#### WHAT YOU ARE ASKED TO DO
Each line containing the word "expert" must be collected.

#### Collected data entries
------------

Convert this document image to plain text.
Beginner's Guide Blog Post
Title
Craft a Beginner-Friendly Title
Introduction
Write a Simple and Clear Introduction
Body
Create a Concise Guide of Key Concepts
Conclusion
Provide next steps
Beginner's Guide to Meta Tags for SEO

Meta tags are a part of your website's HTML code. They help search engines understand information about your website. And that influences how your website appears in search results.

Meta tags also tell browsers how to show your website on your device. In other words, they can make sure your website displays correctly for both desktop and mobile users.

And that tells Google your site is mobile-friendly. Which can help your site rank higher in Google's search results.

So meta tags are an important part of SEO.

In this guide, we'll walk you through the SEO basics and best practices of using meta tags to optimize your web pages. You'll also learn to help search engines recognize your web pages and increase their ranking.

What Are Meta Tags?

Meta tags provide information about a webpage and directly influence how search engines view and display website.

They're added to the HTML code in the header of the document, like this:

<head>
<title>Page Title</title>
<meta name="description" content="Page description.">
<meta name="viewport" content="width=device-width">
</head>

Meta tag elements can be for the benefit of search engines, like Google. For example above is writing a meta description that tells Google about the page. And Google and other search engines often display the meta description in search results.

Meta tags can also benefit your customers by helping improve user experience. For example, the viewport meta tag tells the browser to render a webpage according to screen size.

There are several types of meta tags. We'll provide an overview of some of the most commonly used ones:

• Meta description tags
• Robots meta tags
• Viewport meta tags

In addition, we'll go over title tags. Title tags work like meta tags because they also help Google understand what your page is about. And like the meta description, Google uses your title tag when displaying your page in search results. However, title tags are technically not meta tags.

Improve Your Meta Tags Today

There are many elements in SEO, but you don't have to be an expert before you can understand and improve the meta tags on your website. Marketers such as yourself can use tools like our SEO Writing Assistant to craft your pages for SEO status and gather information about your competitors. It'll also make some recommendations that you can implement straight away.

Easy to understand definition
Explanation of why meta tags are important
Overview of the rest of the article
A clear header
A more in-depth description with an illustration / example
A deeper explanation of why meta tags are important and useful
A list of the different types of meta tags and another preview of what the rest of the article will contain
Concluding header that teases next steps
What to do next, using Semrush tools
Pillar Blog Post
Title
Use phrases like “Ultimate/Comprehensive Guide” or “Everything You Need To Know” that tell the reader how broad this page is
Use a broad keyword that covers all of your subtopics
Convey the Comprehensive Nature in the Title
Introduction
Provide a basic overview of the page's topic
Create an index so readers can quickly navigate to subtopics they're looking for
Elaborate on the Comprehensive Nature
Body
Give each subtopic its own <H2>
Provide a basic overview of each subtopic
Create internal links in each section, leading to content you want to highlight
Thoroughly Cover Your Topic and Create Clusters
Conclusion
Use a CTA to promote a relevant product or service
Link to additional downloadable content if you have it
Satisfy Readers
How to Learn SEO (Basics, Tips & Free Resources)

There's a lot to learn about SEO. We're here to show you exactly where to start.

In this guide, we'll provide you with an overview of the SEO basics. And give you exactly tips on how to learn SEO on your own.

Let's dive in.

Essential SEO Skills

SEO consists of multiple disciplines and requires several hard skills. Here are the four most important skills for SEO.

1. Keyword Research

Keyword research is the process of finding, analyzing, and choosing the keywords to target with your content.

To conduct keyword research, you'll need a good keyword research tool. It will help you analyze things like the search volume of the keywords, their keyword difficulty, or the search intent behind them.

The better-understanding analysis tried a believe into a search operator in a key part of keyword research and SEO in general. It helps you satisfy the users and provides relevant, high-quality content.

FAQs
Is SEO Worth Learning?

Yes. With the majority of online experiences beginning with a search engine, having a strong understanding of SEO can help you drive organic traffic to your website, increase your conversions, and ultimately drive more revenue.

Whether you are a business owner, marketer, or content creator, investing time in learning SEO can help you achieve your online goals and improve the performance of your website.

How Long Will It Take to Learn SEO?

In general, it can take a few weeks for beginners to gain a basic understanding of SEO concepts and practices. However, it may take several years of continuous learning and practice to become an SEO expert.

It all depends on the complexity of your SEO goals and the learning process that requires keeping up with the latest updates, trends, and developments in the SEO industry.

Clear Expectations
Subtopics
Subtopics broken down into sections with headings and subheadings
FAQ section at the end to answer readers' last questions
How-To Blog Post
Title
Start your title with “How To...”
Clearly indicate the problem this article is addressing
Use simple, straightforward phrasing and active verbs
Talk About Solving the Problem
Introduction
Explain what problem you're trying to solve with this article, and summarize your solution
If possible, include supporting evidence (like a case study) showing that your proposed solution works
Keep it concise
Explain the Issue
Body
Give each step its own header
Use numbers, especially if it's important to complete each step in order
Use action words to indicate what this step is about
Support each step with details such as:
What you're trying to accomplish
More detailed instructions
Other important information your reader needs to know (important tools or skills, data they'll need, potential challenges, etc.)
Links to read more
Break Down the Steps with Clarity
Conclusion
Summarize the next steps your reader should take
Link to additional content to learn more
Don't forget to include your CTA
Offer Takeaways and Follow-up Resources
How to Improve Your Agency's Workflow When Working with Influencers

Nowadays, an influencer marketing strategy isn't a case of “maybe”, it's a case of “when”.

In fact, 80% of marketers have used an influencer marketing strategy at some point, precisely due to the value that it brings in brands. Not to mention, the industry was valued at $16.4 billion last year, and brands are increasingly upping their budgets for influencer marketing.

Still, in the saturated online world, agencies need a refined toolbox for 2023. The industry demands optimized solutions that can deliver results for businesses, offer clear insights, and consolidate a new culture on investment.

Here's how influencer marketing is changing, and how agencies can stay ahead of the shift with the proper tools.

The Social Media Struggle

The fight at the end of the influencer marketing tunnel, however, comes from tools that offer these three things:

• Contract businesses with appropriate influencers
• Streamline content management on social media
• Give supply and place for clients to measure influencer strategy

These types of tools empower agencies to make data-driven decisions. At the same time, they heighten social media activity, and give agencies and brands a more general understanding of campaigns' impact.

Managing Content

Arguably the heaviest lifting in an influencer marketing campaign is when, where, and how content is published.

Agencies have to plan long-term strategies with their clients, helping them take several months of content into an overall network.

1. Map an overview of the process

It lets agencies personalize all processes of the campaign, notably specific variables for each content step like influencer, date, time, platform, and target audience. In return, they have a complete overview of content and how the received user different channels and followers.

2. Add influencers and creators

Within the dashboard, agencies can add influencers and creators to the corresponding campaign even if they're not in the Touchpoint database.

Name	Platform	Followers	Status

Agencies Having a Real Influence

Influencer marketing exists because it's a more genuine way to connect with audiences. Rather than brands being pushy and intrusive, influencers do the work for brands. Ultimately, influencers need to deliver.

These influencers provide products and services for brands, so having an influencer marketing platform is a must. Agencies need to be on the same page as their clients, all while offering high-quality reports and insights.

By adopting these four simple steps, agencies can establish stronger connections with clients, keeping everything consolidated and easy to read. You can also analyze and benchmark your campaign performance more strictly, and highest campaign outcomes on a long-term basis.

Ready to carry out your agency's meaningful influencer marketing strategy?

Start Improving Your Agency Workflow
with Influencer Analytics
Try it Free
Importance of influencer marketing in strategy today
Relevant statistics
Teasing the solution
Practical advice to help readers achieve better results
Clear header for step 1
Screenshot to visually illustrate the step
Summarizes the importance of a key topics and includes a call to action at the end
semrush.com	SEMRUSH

------------

#### TASK OUTPUT
There are many elements in SEO, but you don't have to be an expert before you can understand and improve the meta tags on your website. Marketers such as yourself can use tools like our SEO Writing Assistant to craft your pages for SEO status and gather information about your competitors. It'll also make some recommendations that you can implement straight away.
In general, it can take a few weeks for beginners to gain a basic understanding of SEO concepts and practices. However, it may take several years of continuous learning and practice to become an SEO expert.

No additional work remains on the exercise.